## start

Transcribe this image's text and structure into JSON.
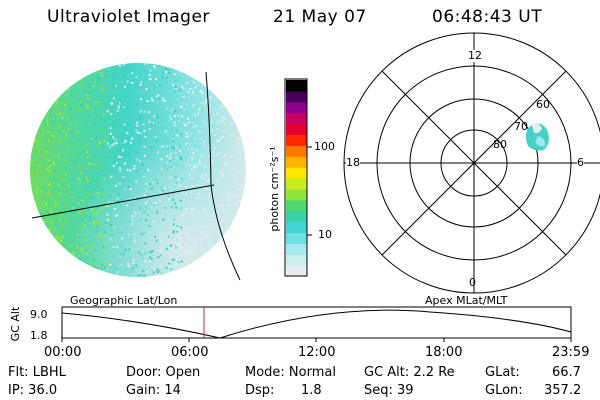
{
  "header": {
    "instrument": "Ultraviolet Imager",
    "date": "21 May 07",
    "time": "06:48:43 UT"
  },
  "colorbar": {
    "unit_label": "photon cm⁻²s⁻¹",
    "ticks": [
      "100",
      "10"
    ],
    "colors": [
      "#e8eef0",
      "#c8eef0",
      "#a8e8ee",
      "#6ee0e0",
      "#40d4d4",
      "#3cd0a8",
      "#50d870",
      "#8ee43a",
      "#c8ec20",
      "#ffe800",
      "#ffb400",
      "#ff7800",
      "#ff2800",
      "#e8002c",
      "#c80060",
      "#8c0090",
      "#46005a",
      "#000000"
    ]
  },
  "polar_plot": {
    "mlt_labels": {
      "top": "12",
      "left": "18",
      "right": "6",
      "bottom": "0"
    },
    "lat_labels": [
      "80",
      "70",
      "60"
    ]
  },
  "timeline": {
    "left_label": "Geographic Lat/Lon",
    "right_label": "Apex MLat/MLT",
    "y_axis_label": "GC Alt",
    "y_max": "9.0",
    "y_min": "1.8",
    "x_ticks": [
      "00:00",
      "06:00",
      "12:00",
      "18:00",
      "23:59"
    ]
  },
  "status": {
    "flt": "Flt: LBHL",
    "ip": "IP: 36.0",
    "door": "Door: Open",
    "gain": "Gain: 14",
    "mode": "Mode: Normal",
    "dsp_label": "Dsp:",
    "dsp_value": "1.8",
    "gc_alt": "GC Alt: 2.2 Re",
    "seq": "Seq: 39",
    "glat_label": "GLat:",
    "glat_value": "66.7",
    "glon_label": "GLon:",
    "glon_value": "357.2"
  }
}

## end

=== TASK TO COMPLETE ===
Return the records exactly. Don't carry the pictures over.

=== RESULT OF THIS EXERCISE ===
Transcribe this image's text and structure into JSON.
{
  "header": {
    "instrument": "Ultraviolet Imager",
    "date": "21 May 07",
    "time": "06:48:43 UT"
  },
  "colorbar": {
    "unit_label": "photon cm⁻²s⁻¹",
    "ticks": [
      "100",
      "10"
    ],
    "colors": [
      "#e8eef0",
      "#c8eef0",
      "#a8e8ee",
      "#6ee0e0",
      "#40d4d4",
      "#3cd0a8",
      "#50d870",
      "#8ee43a",
      "#c8ec20",
      "#ffe800",
      "#ffb400",
      "#ff7800",
      "#ff2800",
      "#e8002c",
      "#c80060",
      "#8c0090",
      "#46005a",
      "#000000"
    ]
  },
  "polar_plot": {
    "mlt_labels": {
      "top": "12",
      "left": "18",
      "right": "6",
      "bottom": "0"
    },
    "lat_labels": [
      "80",
      "70",
      "60"
    ]
  },
  "timeline": {
    "left_label": "Geographic Lat/Lon",
    "right_label": "Apex MLat/MLT",
    "y_axis_label": "GC Alt",
    "y_max": "9.0",
    "y_min": "1.8",
    "x_ticks": [
      "00:00",
      "06:00",
      "12:00",
      "18:00",
      "23:59"
    ]
  },
  "status": {
    "flt": "Flt: LBHL",
    "ip": "IP: 36.0",
    "door": "Door: Open",
    "gain": "Gain: 14",
    "mode": "Mode: Normal",
    "dsp_label": "Dsp:",
    "dsp_value": "1.8",
    "gc_alt": "GC Alt: 2.2 Re",
    "seq": "Seq: 39",
    "glat_label": "GLat:",
    "glat_value": "66.7",
    "glon_label": "GLon:",
    "glon_value": "357.2"
  }
}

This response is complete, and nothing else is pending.